- Task prompt -
Find the word "Sidelites" in the records below. List each line containing it.

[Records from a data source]
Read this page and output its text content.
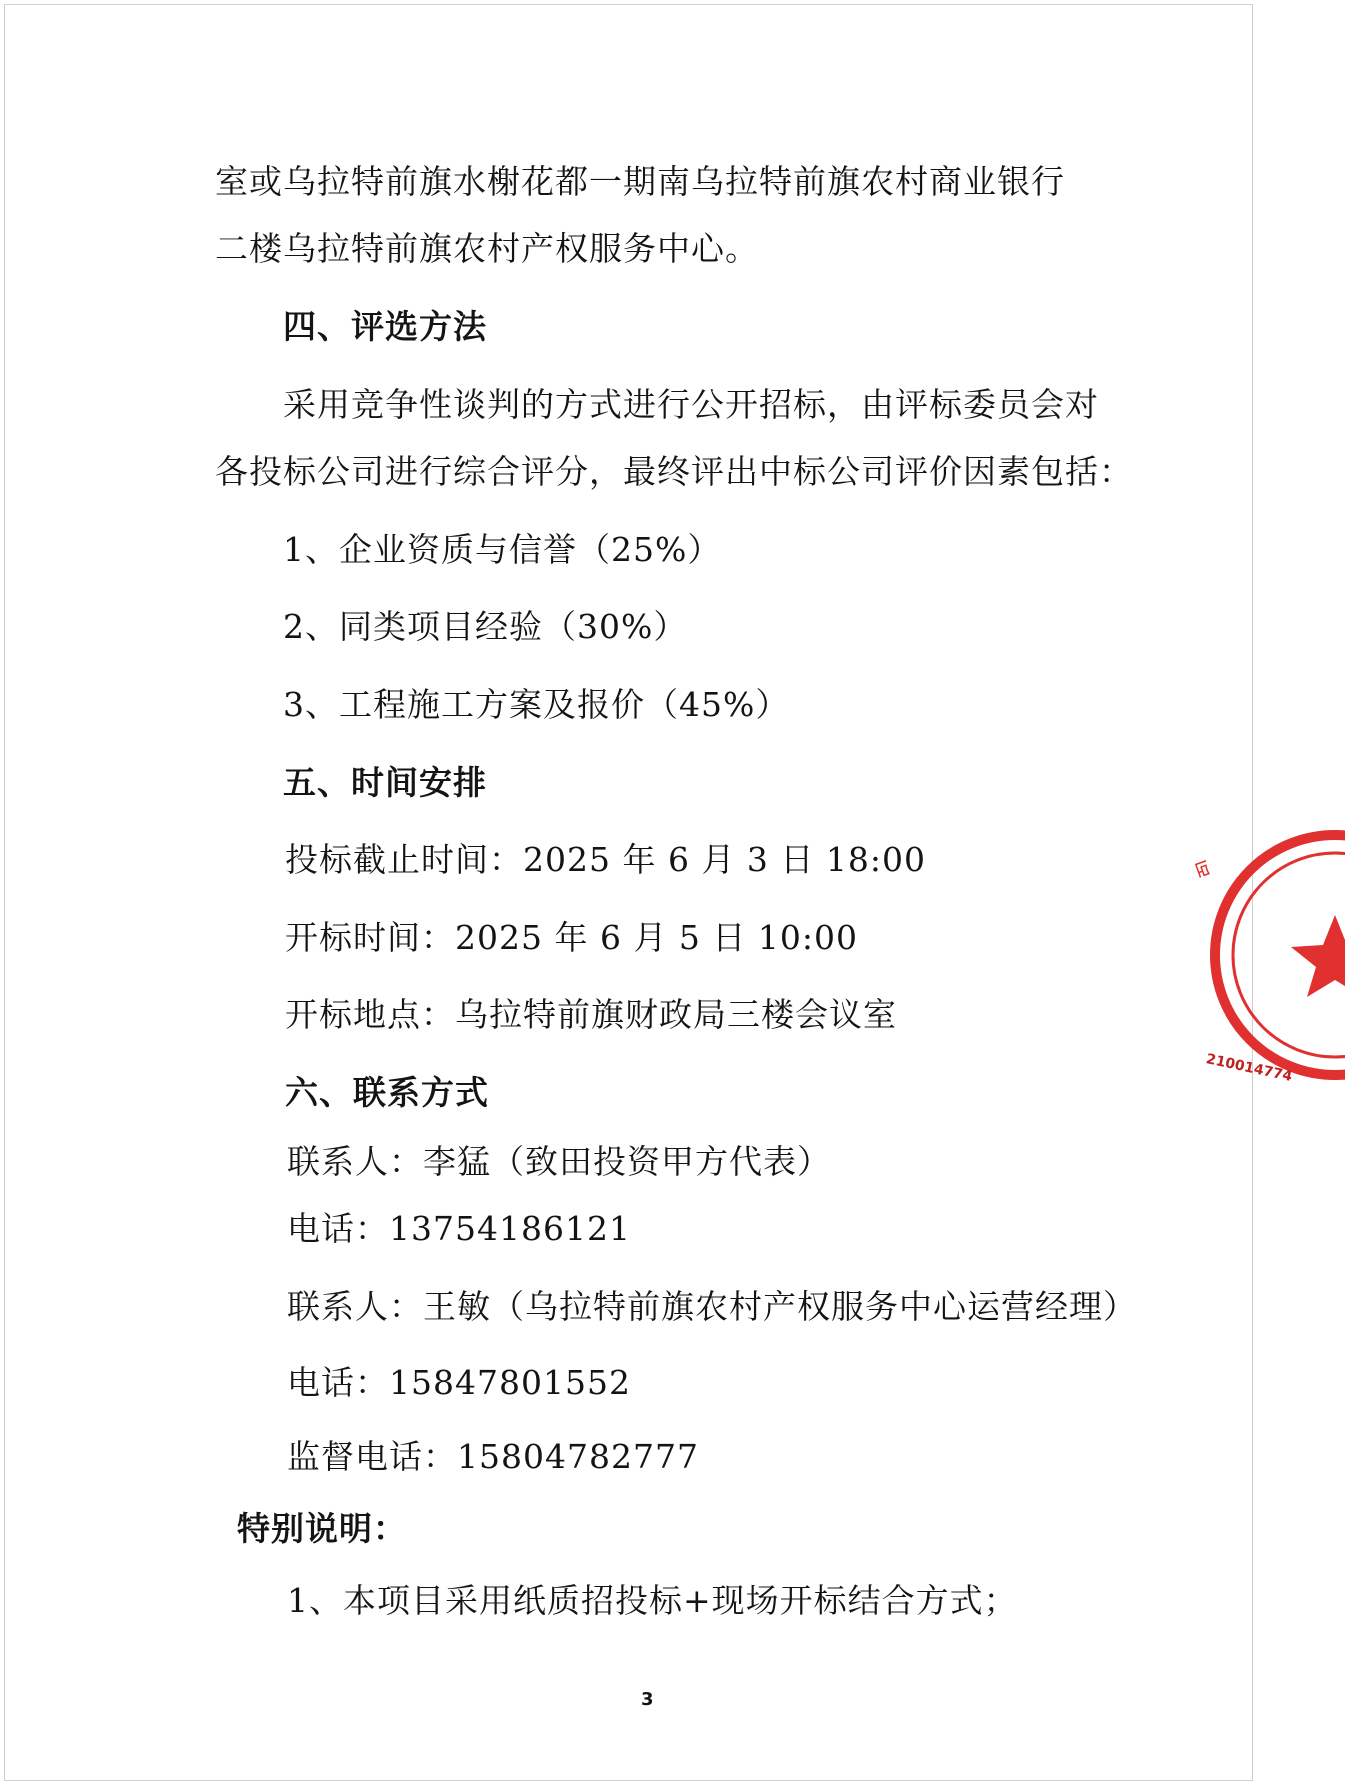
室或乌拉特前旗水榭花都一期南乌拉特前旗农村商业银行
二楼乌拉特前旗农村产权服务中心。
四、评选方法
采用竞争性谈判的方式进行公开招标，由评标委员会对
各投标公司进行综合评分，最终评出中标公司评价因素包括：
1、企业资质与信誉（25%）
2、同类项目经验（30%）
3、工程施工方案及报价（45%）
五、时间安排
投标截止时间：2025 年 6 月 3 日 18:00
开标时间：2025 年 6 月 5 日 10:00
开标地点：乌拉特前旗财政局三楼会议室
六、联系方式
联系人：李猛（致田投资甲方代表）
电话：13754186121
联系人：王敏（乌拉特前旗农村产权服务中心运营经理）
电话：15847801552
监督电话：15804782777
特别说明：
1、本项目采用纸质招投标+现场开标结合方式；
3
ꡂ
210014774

...

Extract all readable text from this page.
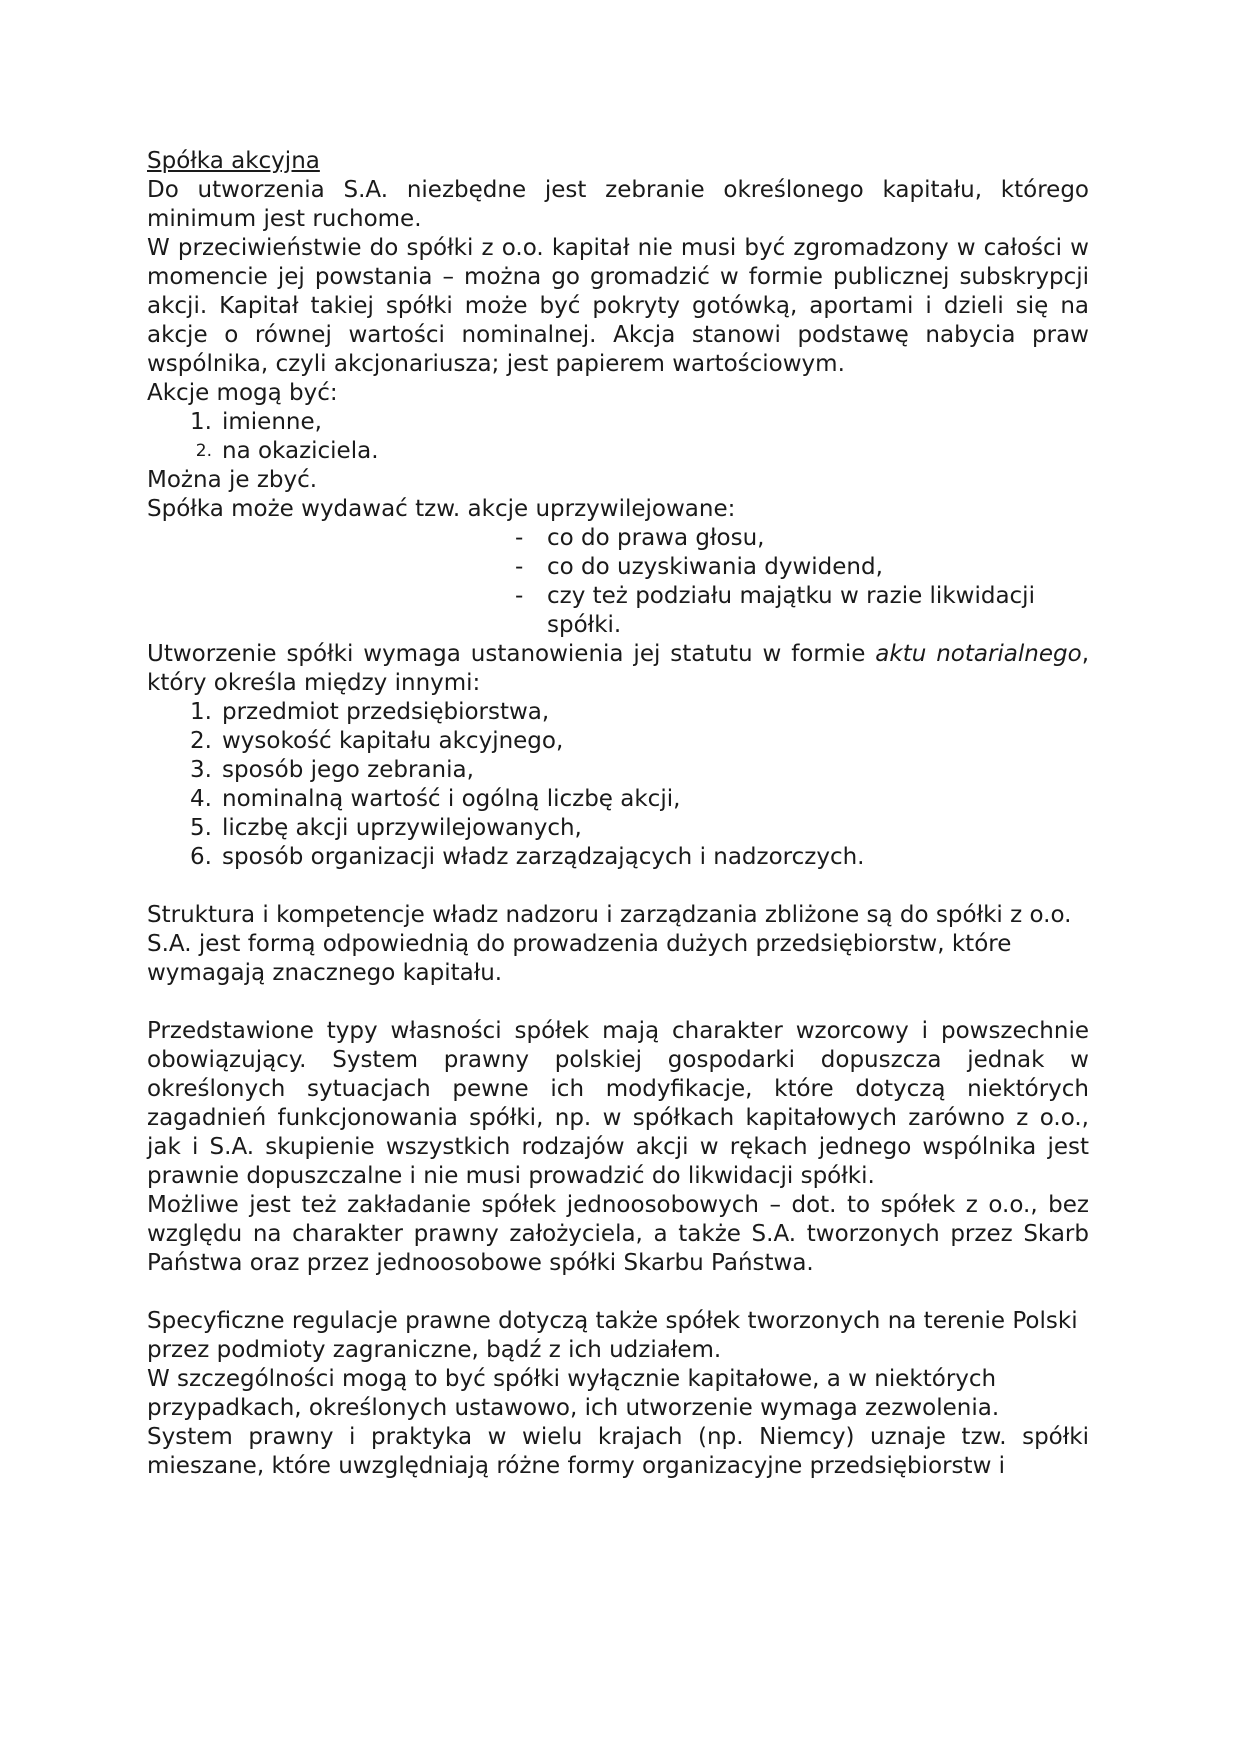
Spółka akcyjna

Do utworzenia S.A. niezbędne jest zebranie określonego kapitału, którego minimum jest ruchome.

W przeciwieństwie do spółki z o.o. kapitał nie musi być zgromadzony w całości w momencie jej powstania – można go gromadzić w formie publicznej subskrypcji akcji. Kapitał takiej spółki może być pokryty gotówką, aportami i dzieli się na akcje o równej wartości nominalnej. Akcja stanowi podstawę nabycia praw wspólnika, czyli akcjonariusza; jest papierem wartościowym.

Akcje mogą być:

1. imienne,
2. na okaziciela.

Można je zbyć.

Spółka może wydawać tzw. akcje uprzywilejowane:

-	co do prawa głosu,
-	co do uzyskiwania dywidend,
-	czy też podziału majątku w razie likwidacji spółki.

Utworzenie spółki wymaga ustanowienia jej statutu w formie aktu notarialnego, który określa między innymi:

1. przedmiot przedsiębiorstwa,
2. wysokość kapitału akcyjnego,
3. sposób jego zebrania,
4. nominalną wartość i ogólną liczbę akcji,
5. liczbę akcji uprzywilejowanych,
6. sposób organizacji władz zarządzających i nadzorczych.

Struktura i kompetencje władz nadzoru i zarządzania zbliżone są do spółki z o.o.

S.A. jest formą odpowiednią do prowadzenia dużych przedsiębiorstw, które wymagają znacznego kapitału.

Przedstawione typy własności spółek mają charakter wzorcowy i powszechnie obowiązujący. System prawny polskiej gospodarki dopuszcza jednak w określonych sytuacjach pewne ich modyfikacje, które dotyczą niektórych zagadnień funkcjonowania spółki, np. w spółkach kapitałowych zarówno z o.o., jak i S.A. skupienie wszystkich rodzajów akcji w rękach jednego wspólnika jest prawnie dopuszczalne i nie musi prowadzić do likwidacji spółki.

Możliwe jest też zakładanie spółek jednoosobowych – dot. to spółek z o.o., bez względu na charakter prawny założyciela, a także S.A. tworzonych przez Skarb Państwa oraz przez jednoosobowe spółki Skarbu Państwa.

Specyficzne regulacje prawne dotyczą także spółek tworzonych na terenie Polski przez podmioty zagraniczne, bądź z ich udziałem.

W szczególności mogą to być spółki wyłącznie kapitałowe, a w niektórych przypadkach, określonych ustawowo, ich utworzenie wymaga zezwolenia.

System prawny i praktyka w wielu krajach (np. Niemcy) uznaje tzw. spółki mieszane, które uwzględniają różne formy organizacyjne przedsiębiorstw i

--

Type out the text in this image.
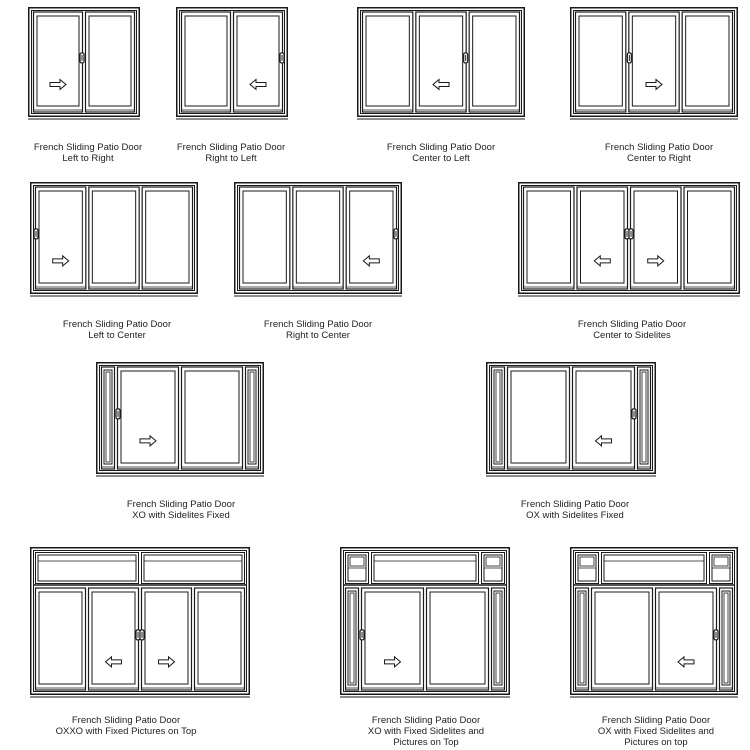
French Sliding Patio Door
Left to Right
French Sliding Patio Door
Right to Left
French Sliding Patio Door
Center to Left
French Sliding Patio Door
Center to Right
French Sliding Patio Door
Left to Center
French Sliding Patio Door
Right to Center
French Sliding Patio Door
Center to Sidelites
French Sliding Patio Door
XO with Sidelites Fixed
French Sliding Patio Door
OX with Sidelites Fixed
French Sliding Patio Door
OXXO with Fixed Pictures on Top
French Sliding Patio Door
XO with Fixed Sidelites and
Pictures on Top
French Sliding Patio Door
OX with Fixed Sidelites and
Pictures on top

- Task output -
Center to Sidelites
XO with Sidelites Fixed
OX with Sidelites Fixed
XO with Fixed Sidelites and
OX with Fixed Sidelites and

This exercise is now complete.